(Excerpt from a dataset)
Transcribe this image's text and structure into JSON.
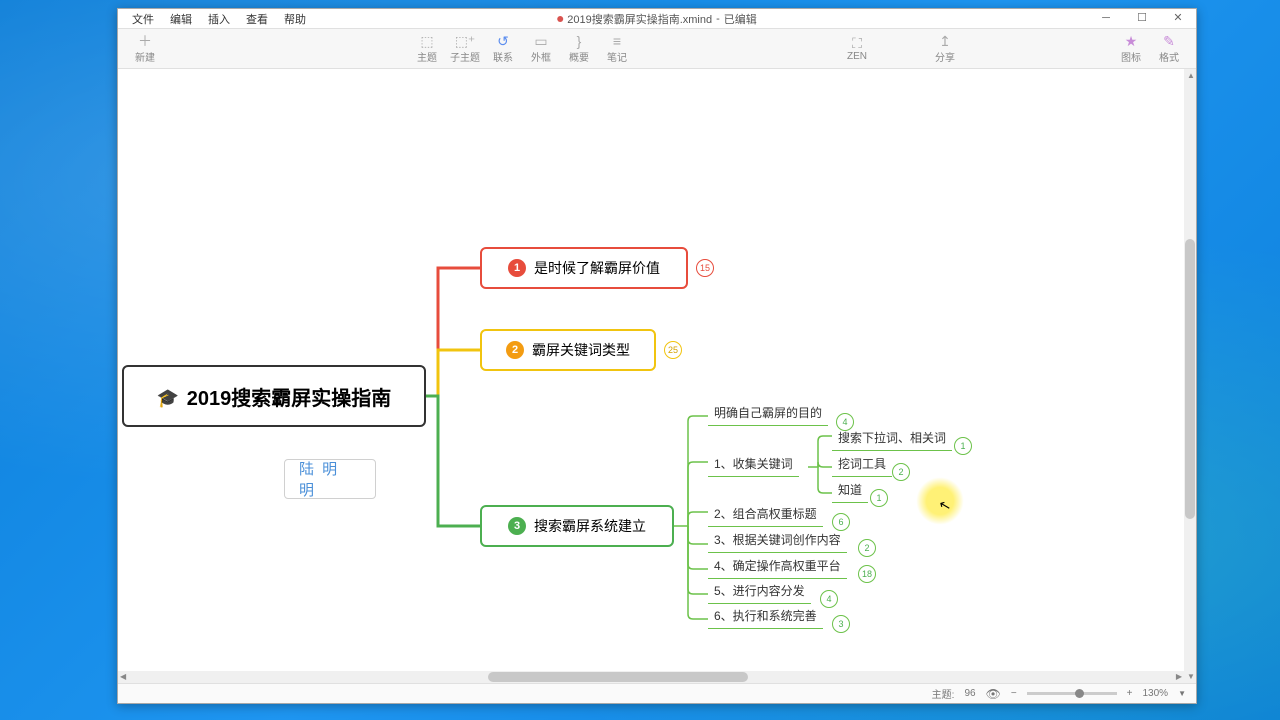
{
  "window": {
    "title_file": "2019搜索霸屏实操指南.xmind",
    "title_state": "已编辑"
  },
  "menubar": {
    "file": "文件",
    "edit": "编辑",
    "insert": "插入",
    "view": "查看",
    "help": "帮助"
  },
  "toolbar": {
    "new": "新建",
    "topic": "主题",
    "subtopic": "子主题",
    "relationship": "联系",
    "boundary": "外框",
    "summary": "概要",
    "note": "笔记",
    "zen": "ZEN",
    "share": "分享",
    "icons": "图标",
    "format": "格式"
  },
  "map": {
    "root": "2019搜索霸屏实操指南",
    "author": "陆 明 明",
    "b1": {
      "label": "是时候了解霸屏价值",
      "count": "15"
    },
    "b2": {
      "label": "霸屏关键词类型",
      "count": "25"
    },
    "b3": {
      "label": "搜索霸屏系统建立"
    },
    "b3_children": {
      "c0": {
        "label": "明确自己霸屏的目的",
        "count": "4"
      },
      "c1": {
        "label": "1、收集关键词",
        "sub": {
          "s1": {
            "label": "搜索下拉词、相关词",
            "count": "1"
          },
          "s2": {
            "label": "挖词工具",
            "count": "2"
          },
          "s3": {
            "label": "知道",
            "count": "1"
          }
        }
      },
      "c2": {
        "label": "2、组合高权重标题",
        "count": "6"
      },
      "c3": {
        "label": "3、根据关键词创作内容",
        "count": "2"
      },
      "c4": {
        "label": "4、确定操作高权重平台",
        "count": "18"
      },
      "c5": {
        "label": "5、进行内容分发",
        "count": "4"
      },
      "c6": {
        "label": "6、执行和系统完善",
        "count": "3"
      }
    }
  },
  "status": {
    "topics_label": "主题:",
    "topics_count": "96",
    "zoom_pct": "130%"
  }
}
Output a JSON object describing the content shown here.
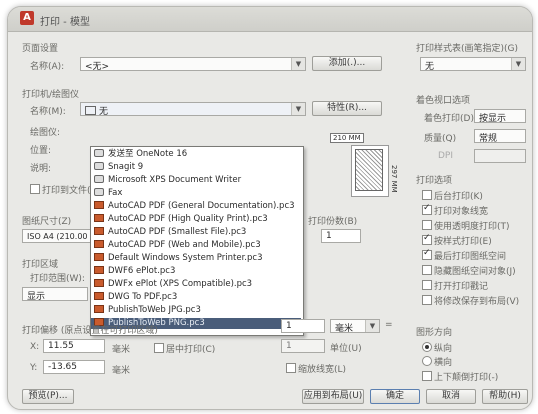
{
  "window": {
    "title": "打印 - 模型"
  },
  "page_setup": {
    "group_label": "页面设置",
    "name_label": "名称(A):",
    "name_value": "<无>",
    "add_button": "添加(.)..."
  },
  "printer": {
    "group_label": "打印机/绘图仪",
    "name_label": "名称(M):",
    "name_value": "无",
    "properties_button": "特性(R)...",
    "plotter_label": "绘图仪:",
    "location_label": "位置:",
    "description_label": "说明:",
    "print_to_file": "打印到文件(F)",
    "dropdown_items": [
      {
        "label": "发送至 OneNote 16",
        "icon": "printer-icon"
      },
      {
        "label": "Snagit 9",
        "icon": "printer-icon"
      },
      {
        "label": "Microsoft XPS Document Writer",
        "icon": "printer-icon"
      },
      {
        "label": "Fax",
        "icon": "printer-icon"
      },
      {
        "label": "AutoCAD PDF (General Documentation).pc3",
        "icon": "plotter-icon"
      },
      {
        "label": "AutoCAD PDF (High Quality Print).pc3",
        "icon": "plotter-icon"
      },
      {
        "label": "AutoCAD PDF (Smallest File).pc3",
        "icon": "plotter-icon"
      },
      {
        "label": "AutoCAD PDF (Web and Mobile).pc3",
        "icon": "plotter-icon"
      },
      {
        "label": "Default Windows System Printer.pc3",
        "icon": "plotter-icon"
      },
      {
        "label": "DWF6 ePlot.pc3",
        "icon": "plotter-icon"
      },
      {
        "label": "DWFx ePlot (XPS Compatible).pc3",
        "icon": "plotter-icon"
      },
      {
        "label": "DWG To PDF.pc3",
        "icon": "plotter-icon"
      },
      {
        "label": "PublishToWeb JPG.pc3",
        "icon": "plotter-icon"
      },
      {
        "label": "PublishToWeb PNG.pc3",
        "icon": "plotter-icon"
      }
    ],
    "selected_index": 13
  },
  "paper_preview": {
    "width_label": "210 MM",
    "height_label": "297 MM"
  },
  "paper_size": {
    "label": "图纸尺寸(Z)",
    "value": "ISO A4 (210.00 x 297.00 毫米)"
  },
  "copies": {
    "label": "打印份数(B)",
    "value": "1"
  },
  "plot_area": {
    "group_label": "打印区域",
    "what_label": "打印范围(W):",
    "value": "显示"
  },
  "plot_scale": {
    "value1": "1",
    "unit": "毫米",
    "value2": "1",
    "unit2": "单位(U)",
    "scale_lineweights": "缩放线宽(L)"
  },
  "plot_offset": {
    "group_label": "打印偏移 (原点设置在可打印区域)",
    "x_label": "X:",
    "x_value": "11.55",
    "x_unit": "毫米",
    "y_label": "Y:",
    "y_value": "-13.65",
    "y_unit": "毫米",
    "center_plot": "居中打印(C)"
  },
  "plot_style_table": {
    "group_label": "打印样式表(画笔指定)(G)",
    "value": "无"
  },
  "shaded_viewport": {
    "group_label": "着色视口选项",
    "shade_label": "着色打印(D)",
    "shade_value": "按显示",
    "quality_label": "质量(Q)",
    "quality_value": "常规",
    "dpi_label": "DPI"
  },
  "plot_options": {
    "group_label": "打印选项",
    "items": [
      {
        "label": "后台打印(K)",
        "checked": false
      },
      {
        "label": "打印对象线宽",
        "checked": true
      },
      {
        "label": "使用透明度打印(T)",
        "checked": false
      },
      {
        "label": "按样式打印(E)",
        "checked": true
      },
      {
        "label": "最后打印图纸空间",
        "checked": true
      },
      {
        "label": "隐藏图纸空间对象(J)",
        "checked": false
      },
      {
        "label": "打开打印戳记",
        "checked": false
      },
      {
        "label": "将修改保存到布局(V)",
        "checked": false
      }
    ]
  },
  "orientation": {
    "group_label": "图形方向",
    "portrait": "纵向",
    "landscape": "横向",
    "upside_down": "上下颠倒打印(-)",
    "selected": "portrait"
  },
  "footer": {
    "preview_button": "预览(P)...",
    "apply_button": "应用到布局(U)",
    "ok_button": "确定",
    "cancel_button": "取消",
    "help_button": "帮助(H)"
  },
  "colors": {
    "selection": "#4a5d7a",
    "window_bg": "#e9e9e6"
  }
}
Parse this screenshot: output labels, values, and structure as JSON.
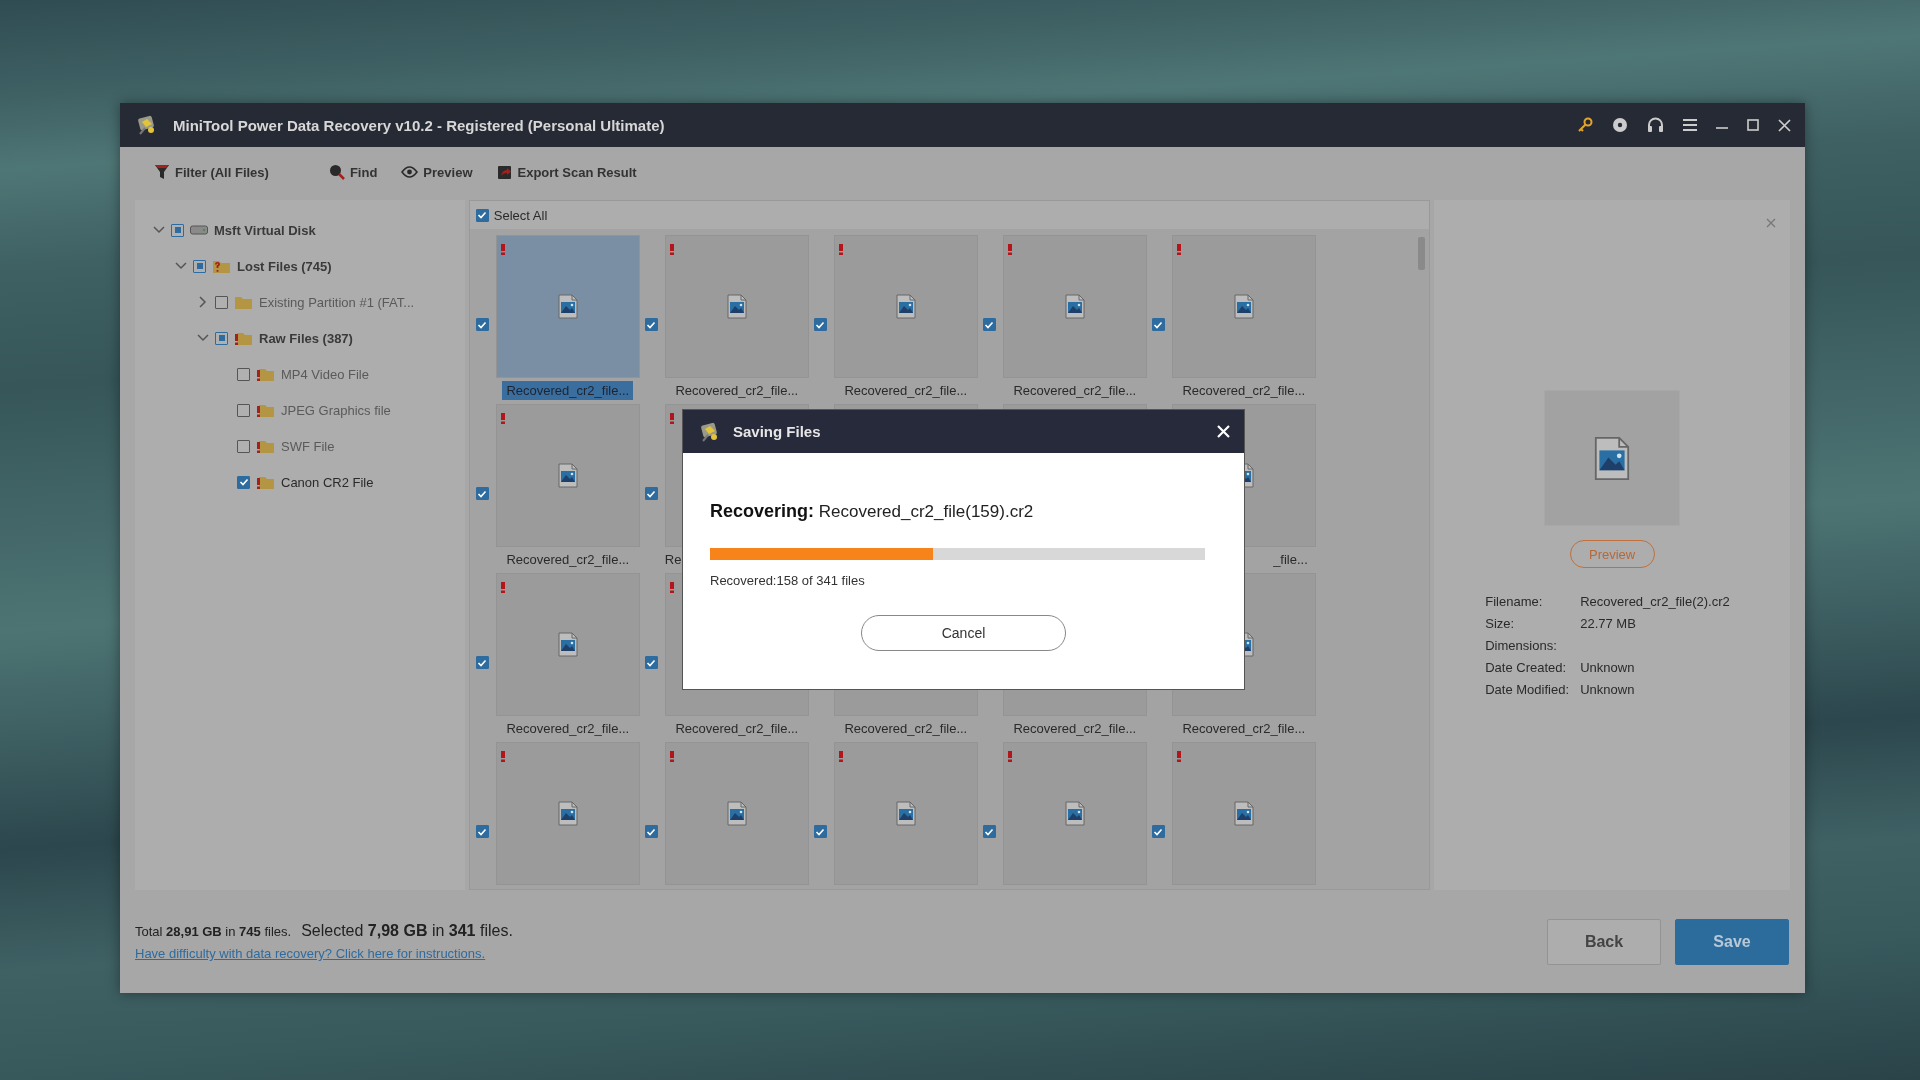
{
  "window": {
    "title": "MiniTool Power Data Recovery v10.2 - Registered (Personal Ultimate)"
  },
  "toolbar": [
    {
      "kind": "filter",
      "label": "Filter (All Files)"
    },
    {
      "kind": "find",
      "label": "Find"
    },
    {
      "kind": "preview",
      "label": "Preview"
    },
    {
      "kind": "export",
      "label": "Export Scan Result"
    }
  ],
  "tree": [
    {
      "label": "Msft Virtual Disk",
      "kind": "disk",
      "checked": true,
      "partial": true,
      "expanded": true,
      "children": [
        {
          "label": "Lost Files (745)",
          "kind": "lost",
          "checked": true,
          "partial": true,
          "expanded": true,
          "children": [
            {
              "label": "Existing Partition #1 (FAT...",
              "kind": "partition",
              "checked": false,
              "expanded": false
            },
            {
              "label": "Raw Files (387)",
              "kind": "raw",
              "checked": true,
              "partial": true,
              "expanded": true,
              "children": [
                {
                  "label": "MP4 Video File",
                  "kind": "raw",
                  "checked": false
                },
                {
                  "label": "JPEG Graphics file",
                  "kind": "raw",
                  "checked": false
                },
                {
                  "label": "SWF File",
                  "kind": "raw",
                  "checked": false
                },
                {
                  "label": "Canon CR2 File",
                  "kind": "raw",
                  "checked": true
                }
              ]
            }
          ]
        }
      ]
    }
  ],
  "grid": {
    "select_all": {
      "label": "Select All",
      "checked": true
    },
    "tiles": [
      {
        "label": "Recovered_cr2_file...",
        "checked": true,
        "selected": true
      },
      {
        "label": "Recovered_cr2_file...",
        "checked": true,
        "selected": false
      },
      {
        "label": "Recovered_cr2_file...",
        "checked": true,
        "selected": false
      },
      {
        "label": "Recovered_cr2_file...",
        "checked": true,
        "selected": false
      },
      {
        "label": "Recovered_cr2_file...",
        "checked": true,
        "selected": false
      },
      {
        "label": "Recovered_cr2_file...",
        "checked": true,
        "selected": false
      },
      {
        "kind": "clipped-end",
        "label": "Re",
        "checked": true,
        "selected": false
      },
      {
        "kind": "covered",
        "selected": false
      },
      {
        "kind": "covered",
        "selected": false
      },
      {
        "kind": "clipped-start",
        "label": "_file...",
        "selected": false
      },
      {
        "label": "Recovered_cr2_file...",
        "checked": true,
        "selected": false
      },
      {
        "kind": "covered",
        "label": "Recovered_cr2_file...",
        "checked": true,
        "selected": false
      },
      {
        "label": "Recovered_cr2_file..."
      },
      {
        "label": "Recovered_cr2_file..."
      },
      {
        "label": "Recovered_cr2_file...",
        "selected": false
      },
      {
        "checked": true,
        "selected": false
      },
      {
        "checked": true,
        "selected": false
      },
      {
        "checked": true,
        "selected": false
      },
      {
        "checked": true,
        "selected": false
      },
      {
        "checked": true,
        "selected": false
      }
    ]
  },
  "details": {
    "preview_button": "Preview",
    "fields": [
      {
        "label": "Filename:",
        "value": "Recovered_cr2_file(2).cr2"
      },
      {
        "label": "Size:",
        "value": "22.77 MB"
      },
      {
        "label": "Dimensions:"
      },
      {
        "label": "Date Created:",
        "value": "Unknown"
      },
      {
        "label": "Date Modified:",
        "value": "Unknown"
      }
    ]
  },
  "status": {
    "total": "Total **28,91 GB** in **745** files.",
    "selected": "Selected **7,98 GB** in **341** files.",
    "help_link": "Have difficulty with data recovery? Click here for instructions."
  },
  "buttons": [
    "Back",
    "Save"
  ],
  "dialog": {
    "title": "Saving Files",
    "recovering": "**Recovering:** Recovered_cr2_file(159).cr2",
    "level": 0.45,
    "progress_text": "Recovered:158 of 341 files",
    "cancel": "Cancel"
  }
}
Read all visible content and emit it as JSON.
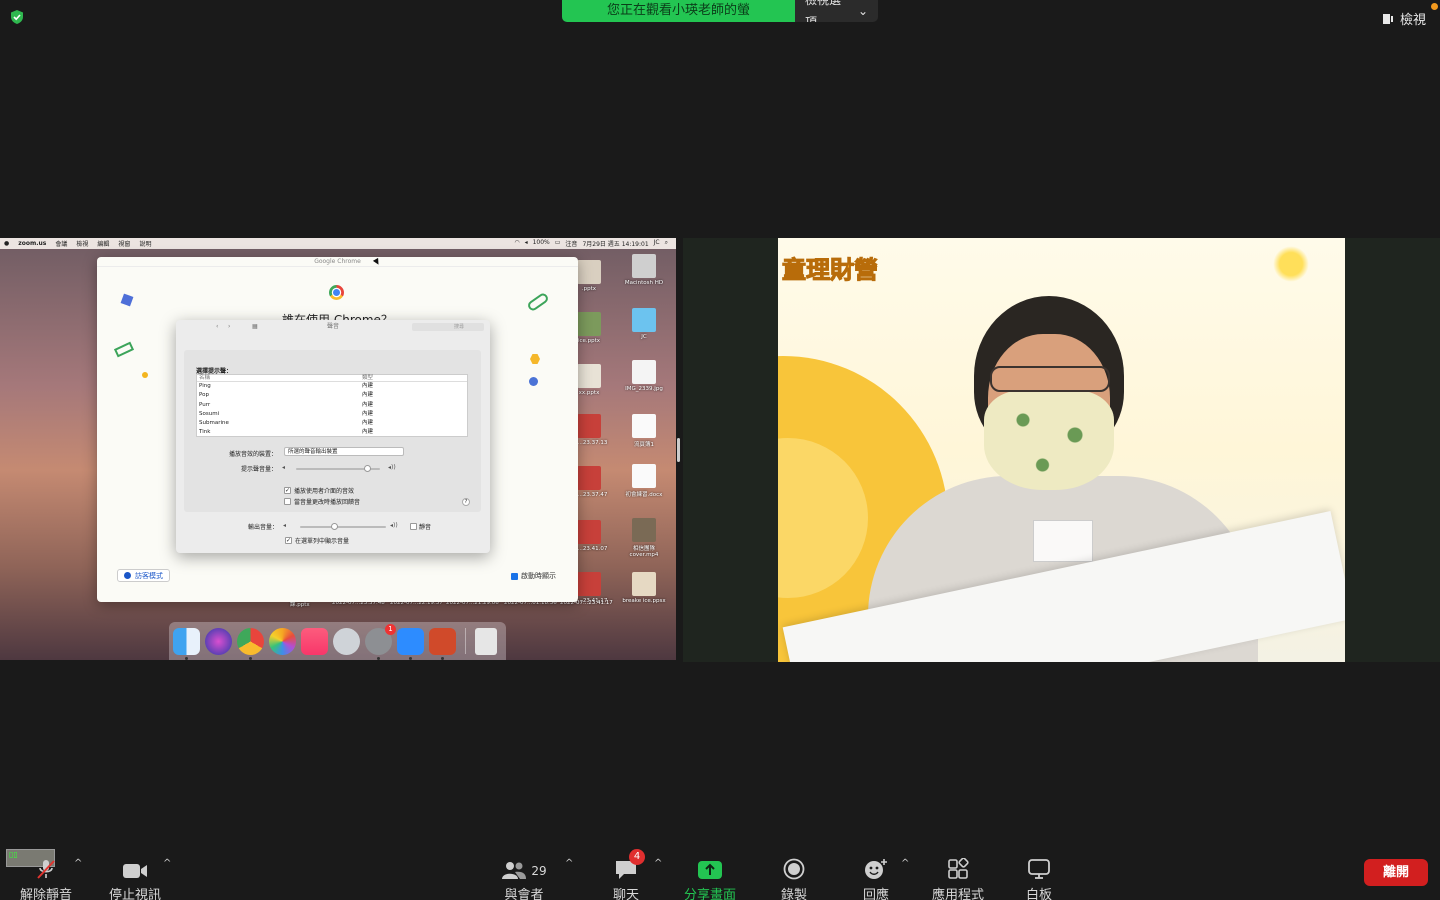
{
  "top_bar": {
    "share_banner": "您正在觀看小瑛老師的螢幕",
    "view_options_label": "檢視選項",
    "view_label": "檢視"
  },
  "shared_screen": {
    "menubar": {
      "items": [
        "zoom.us",
        "會議",
        "檢視",
        "編輯",
        "視窗",
        "說明"
      ],
      "battery": "100%",
      "lang": "注音",
      "datetime": "7月29日 週五 14:19:01",
      "user": "JC"
    },
    "chrome_window": {
      "title": "Google Chrome",
      "question": "誰在使用 Chrome？",
      "guest_button": "訪客模式",
      "show_on_startup": "啟動時顯示"
    },
    "sound_prefs": {
      "title": "聲音",
      "search_placeholder": "搜尋",
      "tabs": [
        "音效",
        "輸出",
        "輸入"
      ],
      "choose_alert": "選擇提示聲：",
      "col_name": "名稱",
      "col_type": "類型",
      "sounds": [
        {
          "name": "Ping",
          "type": "內建"
        },
        {
          "name": "Pop",
          "type": "內建"
        },
        {
          "name": "Purr",
          "type": "內建"
        },
        {
          "name": "Sosumi",
          "type": "內建"
        },
        {
          "name": "Submarine",
          "type": "內建"
        },
        {
          "name": "Tink",
          "type": "內建"
        }
      ],
      "play_through_label": "播放音效的裝置：",
      "play_through_value": "所選的聲音輸出裝置",
      "alert_volume_label": "提示聲音量：",
      "alert_volume": 0.85,
      "ui_effects_label": "播放使用者介面的音效",
      "feedback_label": "當音量更改時播放回饋音",
      "output_volume_label": "輸出音量：",
      "output_volume": 0.4,
      "mute_label": "靜音",
      "show_menubar_label": "在選單列中顯示音量"
    },
    "desktop_icons": [
      {
        "label": "Macintosh HD"
      },
      {
        "label": "JC"
      },
      {
        "label": "IMG_2339.jpg"
      },
      {
        "label": "流頁簿1"
      },
      {
        "label": "初會練習.docx"
      },
      {
        "label": "相信團隊 cover.mp4"
      },
      {
        "label": "breake ice.ppsx"
      }
    ],
    "desktop_col_labels": [
      ".pptx",
      "ice.pptx",
      "xx.pptx",
      "07...23.37.13",
      "07...23.37.47",
      "07...23.41.07",
      "07...23.41.17"
    ],
    "bottom_labels": [
      "課.pptx",
      "2022-07...23.37.48",
      "2022-07...22.19.37",
      "2022-07...21.29.06",
      "2022-07...01.18.36",
      "2022-07...23.41.17"
    ],
    "dock_badge": "1"
  },
  "video": {
    "background_title": "童理財營"
  },
  "toolbar": {
    "unmute": "解除靜音",
    "stop_video": "停止視訊",
    "participants": "與會者",
    "participants_count": "29",
    "chat": "聊天",
    "chat_badge": "4",
    "share": "分享畫面",
    "record": "錄製",
    "reactions": "回應",
    "apps": "應用程式",
    "whiteboard": "白板",
    "leave": "離開"
  },
  "colors": {
    "share_green": "#23c552",
    "leave_red": "#d21f1f",
    "chat_badge_red": "#e02f2f"
  }
}
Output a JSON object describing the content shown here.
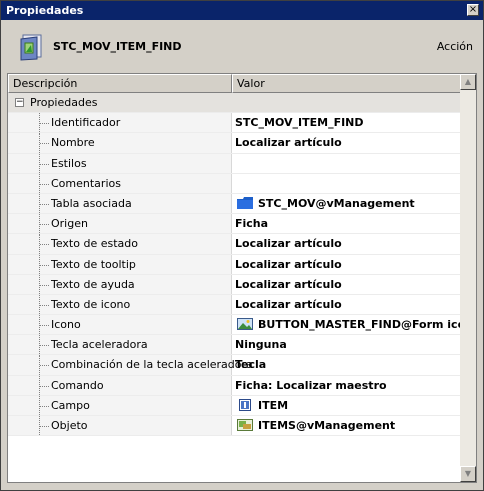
{
  "window": {
    "title": "Propiedades",
    "close_glyph": "×"
  },
  "header": {
    "object_name": "STC_MOV_ITEM_FIND",
    "action_label": "Acción",
    "icon": "action-object-icon"
  },
  "grid": {
    "columns": [
      "Descripción",
      "Valor"
    ],
    "group": {
      "label": "Propiedades",
      "expander": "−"
    },
    "rows": [
      {
        "label": "Identificador",
        "value": "STC_MOV_ITEM_FIND",
        "icon": null
      },
      {
        "label": "Nombre",
        "value": "Localizar artículo",
        "icon": null
      },
      {
        "label": "Estilos",
        "value": "",
        "icon": null
      },
      {
        "label": "Comentarios",
        "value": "",
        "icon": null
      },
      {
        "label": "Tabla asociada",
        "value": "STC_MOV@vManagement",
        "icon": "folder-icon"
      },
      {
        "label": "Origen",
        "value": "Ficha",
        "icon": null
      },
      {
        "label": "Texto de estado",
        "value": "Localizar artículo",
        "icon": null
      },
      {
        "label": "Texto de tooltip",
        "value": "Localizar artículo",
        "icon": null
      },
      {
        "label": "Texto de ayuda",
        "value": "Localizar artículo",
        "icon": null
      },
      {
        "label": "Texto de icono",
        "value": "Localizar artículo",
        "icon": null
      },
      {
        "label": "Icono",
        "value": "BUTTON_MASTER_FIND@Form icons",
        "icon": "image-icon"
      },
      {
        "label": "Tecla aceleradora",
        "value": "Ninguna",
        "icon": null
      },
      {
        "label": "Combinación de la tecla aceleradora",
        "value": "Tecla",
        "icon": null
      },
      {
        "label": "Comando",
        "value": "Ficha: Localizar maestro",
        "icon": null
      },
      {
        "label": "Campo",
        "value": "ITEM",
        "icon": "field-icon"
      },
      {
        "label": "Objeto",
        "value": "ITEMS@vManagement",
        "icon": "object-icon"
      }
    ]
  },
  "scrollbar": {
    "up_glyph": "▲",
    "down_glyph": "▼"
  },
  "colors": {
    "titlebar": "#0a246a",
    "folder": "#1d5fc9"
  }
}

● Goal of the exercise: Copy out every line from the data above that has "AutoCAD" in it.

● The output:
        "label": "AutoCAD PDF (General Documentation).pc3",
        "label": "AutoCAD PDF (High Quality Print).pc3",
        "label": "AutoCAD PDF (Smallest File).pc3",
        "label": "AutoCAD PDF (Web and Mobile).pc3",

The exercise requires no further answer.